▸ **Data extracted from a collection**

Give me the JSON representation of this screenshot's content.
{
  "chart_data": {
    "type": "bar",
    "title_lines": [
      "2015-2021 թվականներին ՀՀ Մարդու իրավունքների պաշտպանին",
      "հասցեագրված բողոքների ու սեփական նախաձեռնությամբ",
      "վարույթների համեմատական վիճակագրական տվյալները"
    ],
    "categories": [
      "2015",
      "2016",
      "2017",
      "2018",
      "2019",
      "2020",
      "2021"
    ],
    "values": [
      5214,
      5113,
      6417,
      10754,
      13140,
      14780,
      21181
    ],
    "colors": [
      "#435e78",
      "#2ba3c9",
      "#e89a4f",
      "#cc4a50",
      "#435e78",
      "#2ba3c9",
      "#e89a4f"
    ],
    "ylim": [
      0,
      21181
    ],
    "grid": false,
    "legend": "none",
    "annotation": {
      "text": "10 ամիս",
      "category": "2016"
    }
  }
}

▸ **TO BE DONE**
All entries must be repeated verbatim.

▸ **FINISHED ANSWER**
Give me the JSON representation of this screenshot's content.
{
  "chart_data": {
    "type": "bar",
    "title_lines": [
      "2015-2021 թվականներին ՀՀ Մարդու իրավունքների պաշտպանին",
      "հասցեագրված բողոքների ու սեփական նախաձեռնությամբ",
      "վարույթների համեմատական վիճակագրական տվյալները"
    ],
    "categories": [
      "2015",
      "2016",
      "2017",
      "2018",
      "2019",
      "2020",
      "2021"
    ],
    "values": [
      5214,
      5113,
      6417,
      10754,
      13140,
      14780,
      21181
    ],
    "colors": [
      "#435e78",
      "#2ba3c9",
      "#e89a4f",
      "#cc4a50",
      "#435e78",
      "#2ba3c9",
      "#e89a4f"
    ],
    "ylim": [
      0,
      21181
    ],
    "grid": false,
    "legend": "none",
    "annotation": {
      "text": "10 ամիս",
      "category": "2016"
    }
  }
}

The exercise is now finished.